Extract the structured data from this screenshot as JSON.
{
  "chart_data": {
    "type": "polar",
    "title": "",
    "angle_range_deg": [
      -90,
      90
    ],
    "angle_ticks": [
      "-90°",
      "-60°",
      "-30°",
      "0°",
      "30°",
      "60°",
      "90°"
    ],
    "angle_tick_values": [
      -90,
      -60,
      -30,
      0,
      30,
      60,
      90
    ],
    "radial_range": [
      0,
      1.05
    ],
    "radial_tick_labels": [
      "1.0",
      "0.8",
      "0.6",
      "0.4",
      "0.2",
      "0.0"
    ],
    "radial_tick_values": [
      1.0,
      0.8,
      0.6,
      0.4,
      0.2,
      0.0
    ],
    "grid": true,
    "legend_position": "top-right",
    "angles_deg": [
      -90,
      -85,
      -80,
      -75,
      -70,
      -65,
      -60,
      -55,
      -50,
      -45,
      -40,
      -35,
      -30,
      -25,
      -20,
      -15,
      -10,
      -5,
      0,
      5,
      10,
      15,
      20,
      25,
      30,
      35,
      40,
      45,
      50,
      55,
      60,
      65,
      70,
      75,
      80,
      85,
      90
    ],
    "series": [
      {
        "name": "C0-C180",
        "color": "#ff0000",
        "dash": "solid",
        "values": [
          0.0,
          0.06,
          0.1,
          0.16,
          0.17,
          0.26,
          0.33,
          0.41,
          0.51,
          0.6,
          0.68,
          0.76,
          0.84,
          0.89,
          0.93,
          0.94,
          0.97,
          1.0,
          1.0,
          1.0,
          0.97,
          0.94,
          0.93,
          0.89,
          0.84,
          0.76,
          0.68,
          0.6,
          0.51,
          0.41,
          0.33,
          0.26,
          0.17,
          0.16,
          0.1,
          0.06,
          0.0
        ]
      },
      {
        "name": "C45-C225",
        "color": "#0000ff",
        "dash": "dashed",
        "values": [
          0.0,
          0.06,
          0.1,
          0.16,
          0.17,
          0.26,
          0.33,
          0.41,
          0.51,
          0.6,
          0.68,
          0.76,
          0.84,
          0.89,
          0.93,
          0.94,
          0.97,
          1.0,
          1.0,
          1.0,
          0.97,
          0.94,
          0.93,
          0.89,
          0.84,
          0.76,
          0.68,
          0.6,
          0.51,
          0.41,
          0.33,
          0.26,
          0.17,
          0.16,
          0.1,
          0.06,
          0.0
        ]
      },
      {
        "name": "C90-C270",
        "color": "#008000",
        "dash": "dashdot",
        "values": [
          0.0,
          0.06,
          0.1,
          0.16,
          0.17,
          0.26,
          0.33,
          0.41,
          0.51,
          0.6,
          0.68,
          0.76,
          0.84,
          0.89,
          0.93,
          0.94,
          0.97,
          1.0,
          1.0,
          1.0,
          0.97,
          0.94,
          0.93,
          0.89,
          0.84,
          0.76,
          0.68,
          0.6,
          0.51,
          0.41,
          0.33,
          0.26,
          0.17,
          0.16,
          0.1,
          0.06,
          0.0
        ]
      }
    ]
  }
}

- - - - - - -

Using the data above, repeat every line exactly.

▶ Task output
Extract the structured data from this screenshot as JSON.
{
  "chart_data": {
    "type": "polar",
    "title": "",
    "angle_range_deg": [
      -90,
      90
    ],
    "angle_ticks": [
      "-90°",
      "-60°",
      "-30°",
      "0°",
      "30°",
      "60°",
      "90°"
    ],
    "angle_tick_values": [
      -90,
      -60,
      -30,
      0,
      30,
      60,
      90
    ],
    "radial_range": [
      0,
      1.05
    ],
    "radial_tick_labels": [
      "1.0",
      "0.8",
      "0.6",
      "0.4",
      "0.2",
      "0.0"
    ],
    "radial_tick_values": [
      1.0,
      0.8,
      0.6,
      0.4,
      0.2,
      0.0
    ],
    "grid": true,
    "legend_position": "top-right",
    "angles_deg": [
      -90,
      -85,
      -80,
      -75,
      -70,
      -65,
      -60,
      -55,
      -50,
      -45,
      -40,
      -35,
      -30,
      -25,
      -20,
      -15,
      -10,
      -5,
      0,
      5,
      10,
      15,
      20,
      25,
      30,
      35,
      40,
      45,
      50,
      55,
      60,
      65,
      70,
      75,
      80,
      85,
      90
    ],
    "series": [
      {
        "name": "C0-C180",
        "color": "#ff0000",
        "dash": "solid",
        "values": [
          0.0,
          0.06,
          0.1,
          0.16,
          0.17,
          0.26,
          0.33,
          0.41,
          0.51,
          0.6,
          0.68,
          0.76,
          0.84,
          0.89,
          0.93,
          0.94,
          0.97,
          1.0,
          1.0,
          1.0,
          0.97,
          0.94,
          0.93,
          0.89,
          0.84,
          0.76,
          0.68,
          0.6,
          0.51,
          0.41,
          0.33,
          0.26,
          0.17,
          0.16,
          0.1,
          0.06,
          0.0
        ]
      },
      {
        "name": "C45-C225",
        "color": "#0000ff",
        "dash": "dashed",
        "values": [
          0.0,
          0.06,
          0.1,
          0.16,
          0.17,
          0.26,
          0.33,
          0.41,
          0.51,
          0.6,
          0.68,
          0.76,
          0.84,
          0.89,
          0.93,
          0.94,
          0.97,
          1.0,
          1.0,
          1.0,
          0.97,
          0.94,
          0.93,
          0.89,
          0.84,
          0.76,
          0.68,
          0.6,
          0.51,
          0.41,
          0.33,
          0.26,
          0.17,
          0.16,
          0.1,
          0.06,
          0.0
        ]
      },
      {
        "name": "C90-C270",
        "color": "#008000",
        "dash": "dashdot",
        "values": [
          0.0,
          0.06,
          0.1,
          0.16,
          0.17,
          0.26,
          0.33,
          0.41,
          0.51,
          0.6,
          0.68,
          0.76,
          0.84,
          0.89,
          0.93,
          0.94,
          0.97,
          1.0,
          1.0,
          1.0,
          0.97,
          0.94,
          0.93,
          0.89,
          0.84,
          0.76,
          0.68,
          0.6,
          0.51,
          0.41,
          0.33,
          0.26,
          0.17,
          0.16,
          0.1,
          0.06,
          0.0
        ]
      }
    ]
  }
}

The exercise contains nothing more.